Records:
--- START ---
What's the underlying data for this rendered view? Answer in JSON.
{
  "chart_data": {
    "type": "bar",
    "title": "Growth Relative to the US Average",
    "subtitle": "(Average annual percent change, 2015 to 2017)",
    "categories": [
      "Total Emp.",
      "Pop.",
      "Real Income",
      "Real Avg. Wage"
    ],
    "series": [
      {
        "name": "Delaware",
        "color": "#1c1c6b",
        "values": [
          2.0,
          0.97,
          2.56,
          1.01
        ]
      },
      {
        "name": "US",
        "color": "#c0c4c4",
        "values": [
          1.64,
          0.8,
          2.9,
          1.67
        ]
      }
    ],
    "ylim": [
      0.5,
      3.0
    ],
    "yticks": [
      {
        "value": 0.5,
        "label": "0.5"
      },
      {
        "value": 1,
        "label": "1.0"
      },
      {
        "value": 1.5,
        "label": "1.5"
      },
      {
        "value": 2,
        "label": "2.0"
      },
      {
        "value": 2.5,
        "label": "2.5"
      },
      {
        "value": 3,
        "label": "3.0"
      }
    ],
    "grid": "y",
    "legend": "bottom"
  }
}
--- END ---
--- START ---
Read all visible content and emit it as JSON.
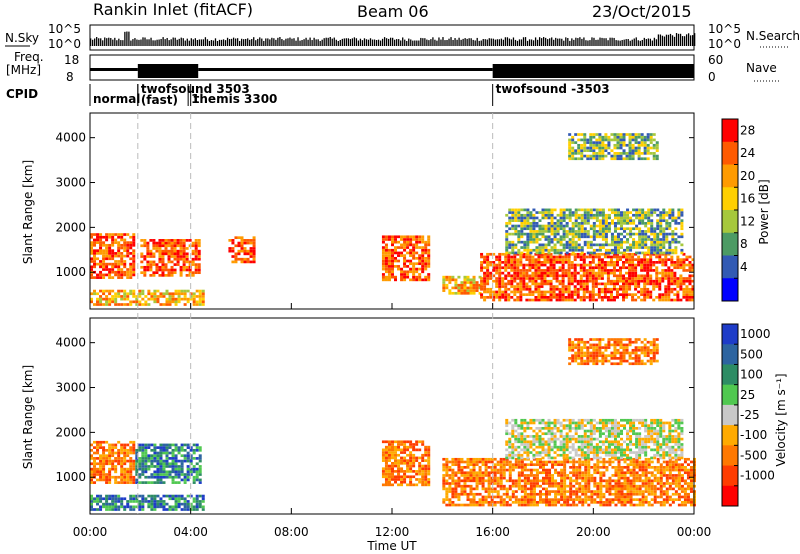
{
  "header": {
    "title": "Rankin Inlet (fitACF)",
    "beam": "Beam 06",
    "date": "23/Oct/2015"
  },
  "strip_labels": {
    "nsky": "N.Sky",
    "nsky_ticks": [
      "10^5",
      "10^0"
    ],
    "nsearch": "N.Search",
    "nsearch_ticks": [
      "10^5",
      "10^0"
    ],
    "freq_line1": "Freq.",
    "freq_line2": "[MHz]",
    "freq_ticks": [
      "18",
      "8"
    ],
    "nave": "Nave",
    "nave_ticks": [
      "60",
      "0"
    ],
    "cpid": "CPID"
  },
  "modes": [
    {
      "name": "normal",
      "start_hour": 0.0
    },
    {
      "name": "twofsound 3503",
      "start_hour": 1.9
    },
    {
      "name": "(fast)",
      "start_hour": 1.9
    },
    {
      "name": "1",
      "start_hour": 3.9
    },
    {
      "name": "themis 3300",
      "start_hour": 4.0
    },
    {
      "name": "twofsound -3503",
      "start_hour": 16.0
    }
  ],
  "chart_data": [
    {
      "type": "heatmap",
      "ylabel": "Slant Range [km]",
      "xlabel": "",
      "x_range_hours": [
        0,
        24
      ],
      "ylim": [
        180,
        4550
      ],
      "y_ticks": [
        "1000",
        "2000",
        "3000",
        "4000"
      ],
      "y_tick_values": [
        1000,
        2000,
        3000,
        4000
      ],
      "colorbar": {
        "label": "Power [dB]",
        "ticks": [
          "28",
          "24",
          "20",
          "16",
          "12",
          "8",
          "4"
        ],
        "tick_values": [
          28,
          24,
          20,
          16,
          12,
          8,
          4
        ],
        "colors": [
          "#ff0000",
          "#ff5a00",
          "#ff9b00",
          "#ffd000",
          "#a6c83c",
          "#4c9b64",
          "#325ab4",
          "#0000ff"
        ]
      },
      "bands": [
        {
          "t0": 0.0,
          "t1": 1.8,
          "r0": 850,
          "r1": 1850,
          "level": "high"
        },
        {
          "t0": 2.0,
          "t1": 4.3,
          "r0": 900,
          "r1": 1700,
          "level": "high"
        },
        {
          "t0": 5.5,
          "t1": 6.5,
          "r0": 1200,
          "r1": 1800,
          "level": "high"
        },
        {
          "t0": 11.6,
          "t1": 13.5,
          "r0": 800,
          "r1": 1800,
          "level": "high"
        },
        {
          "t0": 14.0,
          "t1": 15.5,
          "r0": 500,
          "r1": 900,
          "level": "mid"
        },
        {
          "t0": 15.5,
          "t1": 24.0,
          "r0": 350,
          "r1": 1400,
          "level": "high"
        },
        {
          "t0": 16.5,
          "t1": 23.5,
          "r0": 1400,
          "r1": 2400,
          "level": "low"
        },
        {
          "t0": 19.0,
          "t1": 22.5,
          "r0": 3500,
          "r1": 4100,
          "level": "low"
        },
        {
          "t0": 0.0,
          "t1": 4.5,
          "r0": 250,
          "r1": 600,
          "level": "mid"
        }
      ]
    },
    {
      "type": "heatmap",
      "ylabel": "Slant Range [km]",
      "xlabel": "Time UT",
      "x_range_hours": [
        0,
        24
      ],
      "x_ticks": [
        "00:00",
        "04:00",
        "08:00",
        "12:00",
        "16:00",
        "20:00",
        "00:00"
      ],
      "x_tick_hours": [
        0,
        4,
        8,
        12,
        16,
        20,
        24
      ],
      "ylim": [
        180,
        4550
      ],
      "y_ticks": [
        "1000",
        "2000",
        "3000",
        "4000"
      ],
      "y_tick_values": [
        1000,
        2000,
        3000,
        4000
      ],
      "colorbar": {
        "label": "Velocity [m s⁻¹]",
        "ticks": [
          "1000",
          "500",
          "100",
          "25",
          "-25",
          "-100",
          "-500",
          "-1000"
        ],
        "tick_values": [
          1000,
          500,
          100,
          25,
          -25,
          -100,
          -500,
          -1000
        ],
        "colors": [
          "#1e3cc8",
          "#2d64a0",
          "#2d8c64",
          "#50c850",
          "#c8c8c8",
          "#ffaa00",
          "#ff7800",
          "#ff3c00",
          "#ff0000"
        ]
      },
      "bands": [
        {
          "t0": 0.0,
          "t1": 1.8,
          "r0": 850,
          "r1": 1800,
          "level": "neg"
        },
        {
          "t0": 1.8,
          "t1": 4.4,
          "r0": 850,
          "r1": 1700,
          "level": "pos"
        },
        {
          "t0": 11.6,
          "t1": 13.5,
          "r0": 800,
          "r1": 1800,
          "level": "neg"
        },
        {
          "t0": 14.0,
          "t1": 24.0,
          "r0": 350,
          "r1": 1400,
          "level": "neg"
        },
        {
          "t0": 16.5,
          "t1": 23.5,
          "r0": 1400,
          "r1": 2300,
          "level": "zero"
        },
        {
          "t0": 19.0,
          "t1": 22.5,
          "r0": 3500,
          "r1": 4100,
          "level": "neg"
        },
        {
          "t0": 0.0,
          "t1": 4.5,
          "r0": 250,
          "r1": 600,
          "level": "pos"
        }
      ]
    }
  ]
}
--- END ---
Task goal:
Pull out every line holding "twofsound" from the records above, and copy it.

Full answer:
      "name": "twofsound 3503",
      "name": "twofsound -3503",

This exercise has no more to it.